- [The exercise] Starting with the line that has "Enumerate this screenshot's" in it, repeat every line through the last one, word for word, and give nothing more.

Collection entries
____

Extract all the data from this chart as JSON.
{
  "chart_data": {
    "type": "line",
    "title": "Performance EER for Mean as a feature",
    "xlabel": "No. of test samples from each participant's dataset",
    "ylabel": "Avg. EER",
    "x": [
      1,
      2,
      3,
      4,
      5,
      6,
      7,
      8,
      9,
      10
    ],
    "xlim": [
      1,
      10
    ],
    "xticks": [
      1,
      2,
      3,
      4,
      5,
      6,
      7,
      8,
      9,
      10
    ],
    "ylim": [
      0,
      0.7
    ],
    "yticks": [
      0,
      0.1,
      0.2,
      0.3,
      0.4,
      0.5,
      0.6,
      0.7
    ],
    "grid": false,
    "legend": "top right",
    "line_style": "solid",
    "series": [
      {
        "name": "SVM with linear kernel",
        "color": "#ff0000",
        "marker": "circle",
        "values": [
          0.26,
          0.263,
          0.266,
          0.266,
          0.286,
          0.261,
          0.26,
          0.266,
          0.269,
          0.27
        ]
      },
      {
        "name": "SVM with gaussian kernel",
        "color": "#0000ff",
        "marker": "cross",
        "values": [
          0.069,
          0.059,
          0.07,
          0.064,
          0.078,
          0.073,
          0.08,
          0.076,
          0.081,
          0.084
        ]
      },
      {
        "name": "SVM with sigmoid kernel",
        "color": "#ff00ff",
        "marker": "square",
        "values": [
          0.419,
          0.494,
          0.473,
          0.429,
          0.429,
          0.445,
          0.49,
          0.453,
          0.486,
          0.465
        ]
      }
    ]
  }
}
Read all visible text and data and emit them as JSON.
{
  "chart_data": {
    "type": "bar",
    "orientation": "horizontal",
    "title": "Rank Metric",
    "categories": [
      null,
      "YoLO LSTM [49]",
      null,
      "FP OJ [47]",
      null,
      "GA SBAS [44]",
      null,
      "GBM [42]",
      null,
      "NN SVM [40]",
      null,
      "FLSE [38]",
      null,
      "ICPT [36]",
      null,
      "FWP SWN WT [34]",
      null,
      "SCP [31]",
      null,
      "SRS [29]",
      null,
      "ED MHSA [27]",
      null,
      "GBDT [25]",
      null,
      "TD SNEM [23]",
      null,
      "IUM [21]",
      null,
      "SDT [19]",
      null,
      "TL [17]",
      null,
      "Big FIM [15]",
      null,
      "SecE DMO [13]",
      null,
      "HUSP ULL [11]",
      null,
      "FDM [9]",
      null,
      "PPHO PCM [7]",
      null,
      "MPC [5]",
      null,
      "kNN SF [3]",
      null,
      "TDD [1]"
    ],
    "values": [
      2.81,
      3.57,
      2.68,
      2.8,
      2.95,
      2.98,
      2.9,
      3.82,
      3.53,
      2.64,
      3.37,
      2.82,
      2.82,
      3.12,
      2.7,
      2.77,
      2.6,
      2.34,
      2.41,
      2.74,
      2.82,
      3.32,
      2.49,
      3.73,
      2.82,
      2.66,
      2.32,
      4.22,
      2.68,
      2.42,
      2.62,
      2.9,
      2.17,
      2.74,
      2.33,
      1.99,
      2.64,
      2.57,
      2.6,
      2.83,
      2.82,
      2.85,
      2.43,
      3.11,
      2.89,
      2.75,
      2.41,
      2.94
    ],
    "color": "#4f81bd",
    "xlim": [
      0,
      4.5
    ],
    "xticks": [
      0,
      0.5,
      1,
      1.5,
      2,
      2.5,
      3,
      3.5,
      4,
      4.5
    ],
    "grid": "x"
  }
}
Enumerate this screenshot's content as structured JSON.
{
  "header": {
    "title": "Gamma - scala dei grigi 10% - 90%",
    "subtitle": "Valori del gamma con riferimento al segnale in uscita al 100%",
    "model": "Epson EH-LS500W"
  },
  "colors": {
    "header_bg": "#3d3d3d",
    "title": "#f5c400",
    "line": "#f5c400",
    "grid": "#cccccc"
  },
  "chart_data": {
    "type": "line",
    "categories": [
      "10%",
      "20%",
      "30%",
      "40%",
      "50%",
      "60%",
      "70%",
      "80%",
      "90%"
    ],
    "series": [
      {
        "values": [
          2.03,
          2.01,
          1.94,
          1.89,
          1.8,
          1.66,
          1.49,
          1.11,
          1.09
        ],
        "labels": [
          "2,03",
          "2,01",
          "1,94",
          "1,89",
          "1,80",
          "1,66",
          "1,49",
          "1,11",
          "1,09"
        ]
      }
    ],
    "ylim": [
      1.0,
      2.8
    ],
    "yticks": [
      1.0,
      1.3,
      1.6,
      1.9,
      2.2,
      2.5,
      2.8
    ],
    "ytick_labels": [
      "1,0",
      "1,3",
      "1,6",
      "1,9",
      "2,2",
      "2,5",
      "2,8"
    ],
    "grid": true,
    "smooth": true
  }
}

____

- [Response to the task]
Enumerate this screenshot's content as structured JSON.
{
  "header": {
    "title": "Gamma - scala dei grigi 10% - 90%",
    "subtitle": "Valori del gamma con riferimento al segnale in uscita al 100%",
    "model": "Epson EH-LS500W"
  },
  "colors": {
    "header_bg": "#3d3d3d",
    "title": "#f5c400",
    "line": "#f5c400",
    "grid": "#cccccc"
  },
  "chart_data": {
    "type": "line",
    "categories": [
      "10%",
      "20%",
      "30%",
      "40%",
      "50%",
      "60%",
      "70%",
      "80%",
      "90%"
    ],
    "series": [
      {
        "values": [
          2.03,
          2.01,
          1.94,
          1.89,
          1.8,
          1.66,
          1.49,
          1.11,
          1.09
        ],
        "labels": [
          "2,03",
          "2,01",
          "1,94",
          "1,89",
          "1,80",
          "1,66",
          "1,49",
          "1,11",
          "1,09"
        ]
      }
    ],
    "ylim": [
      1.0,
      2.8
    ],
    "yticks": [
      1.0,
      1.3,
      1.6,
      1.9,
      2.2,
      2.5,
      2.8
    ],
    "ytick_labels": [
      "1,0",
      "1,3",
      "1,6",
      "1,9",
      "2,2",
      "2,5",
      "2,8"
    ],
    "grid": true,
    "smooth": true
  }
}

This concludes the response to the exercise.